# start of Task data

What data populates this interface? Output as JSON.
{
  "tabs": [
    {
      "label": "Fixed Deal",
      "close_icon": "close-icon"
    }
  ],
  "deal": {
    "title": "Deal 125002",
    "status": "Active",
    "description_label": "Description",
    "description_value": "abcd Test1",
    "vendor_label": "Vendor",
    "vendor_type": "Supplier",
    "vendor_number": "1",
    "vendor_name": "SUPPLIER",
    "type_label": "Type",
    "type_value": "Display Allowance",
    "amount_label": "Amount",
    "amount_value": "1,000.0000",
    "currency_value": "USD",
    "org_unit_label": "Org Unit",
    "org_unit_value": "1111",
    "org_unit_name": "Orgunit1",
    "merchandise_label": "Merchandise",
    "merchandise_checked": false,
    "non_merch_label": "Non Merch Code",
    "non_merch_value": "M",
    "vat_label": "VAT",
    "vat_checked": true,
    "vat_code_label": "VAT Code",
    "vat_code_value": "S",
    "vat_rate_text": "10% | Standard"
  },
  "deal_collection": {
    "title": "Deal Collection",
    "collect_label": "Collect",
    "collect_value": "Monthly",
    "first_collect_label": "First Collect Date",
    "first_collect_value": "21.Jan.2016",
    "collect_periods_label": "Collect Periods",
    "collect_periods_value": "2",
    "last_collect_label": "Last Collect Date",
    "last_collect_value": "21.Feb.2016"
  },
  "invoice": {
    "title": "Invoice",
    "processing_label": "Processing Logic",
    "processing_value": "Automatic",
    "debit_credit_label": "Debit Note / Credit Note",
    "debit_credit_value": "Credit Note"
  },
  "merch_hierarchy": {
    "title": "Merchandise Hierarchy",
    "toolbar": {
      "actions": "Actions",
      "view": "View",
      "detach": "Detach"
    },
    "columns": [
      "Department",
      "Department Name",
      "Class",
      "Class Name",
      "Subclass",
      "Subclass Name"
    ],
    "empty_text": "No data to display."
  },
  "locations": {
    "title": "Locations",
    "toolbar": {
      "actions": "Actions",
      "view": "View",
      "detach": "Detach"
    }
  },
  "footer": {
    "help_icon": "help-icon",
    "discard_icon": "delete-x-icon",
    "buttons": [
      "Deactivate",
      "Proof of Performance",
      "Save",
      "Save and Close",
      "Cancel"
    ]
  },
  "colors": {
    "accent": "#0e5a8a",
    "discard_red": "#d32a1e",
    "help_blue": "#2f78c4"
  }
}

# end of Task data

Repeat the records above in full, character for character.

## Solution
What data populates this interface? Output as JSON.
{
  "tabs": [
    {
      "label": "Fixed Deal",
      "close_icon": "close-icon"
    }
  ],
  "deal": {
    "title": "Deal 125002",
    "status": "Active",
    "description_label": "Description",
    "description_value": "abcd Test1",
    "vendor_label": "Vendor",
    "vendor_type": "Supplier",
    "vendor_number": "1",
    "vendor_name": "SUPPLIER",
    "type_label": "Type",
    "type_value": "Display Allowance",
    "amount_label": "Amount",
    "amount_value": "1,000.0000",
    "currency_value": "USD",
    "org_unit_label": "Org Unit",
    "org_unit_value": "1111",
    "org_unit_name": "Orgunit1",
    "merchandise_label": "Merchandise",
    "merchandise_checked": false,
    "non_merch_label": "Non Merch Code",
    "non_merch_value": "M",
    "vat_label": "VAT",
    "vat_checked": true,
    "vat_code_label": "VAT Code",
    "vat_code_value": "S",
    "vat_rate_text": "10% | Standard"
  },
  "deal_collection": {
    "title": "Deal Collection",
    "collect_label": "Collect",
    "collect_value": "Monthly",
    "first_collect_label": "First Collect Date",
    "first_collect_value": "21.Jan.2016",
    "collect_periods_label": "Collect Periods",
    "collect_periods_value": "2",
    "last_collect_label": "Last Collect Date",
    "last_collect_value": "21.Feb.2016"
  },
  "invoice": {
    "title": "Invoice",
    "processing_label": "Processing Logic",
    "processing_value": "Automatic",
    "debit_credit_label": "Debit Note / Credit Note",
    "debit_credit_value": "Credit Note"
  },
  "merch_hierarchy": {
    "title": "Merchandise Hierarchy",
    "toolbar": {
      "actions": "Actions",
      "view": "View",
      "detach": "Detach"
    },
    "columns": [
      "Department",
      "Department Name",
      "Class",
      "Class Name",
      "Subclass",
      "Subclass Name"
    ],
    "empty_text": "No data to display."
  },
  "locations": {
    "title": "Locations",
    "toolbar": {
      "actions": "Actions",
      "view": "View",
      "detach": "Detach"
    }
  },
  "footer": {
    "help_icon": "help-icon",
    "discard_icon": "delete-x-icon",
    "buttons": [
      "Deactivate",
      "Proof of Performance",
      "Save",
      "Save and Close",
      "Cancel"
    ]
  },
  "colors": {
    "accent": "#0e5a8a",
    "discard_red": "#d32a1e",
    "help_blue": "#2f78c4"
  }
}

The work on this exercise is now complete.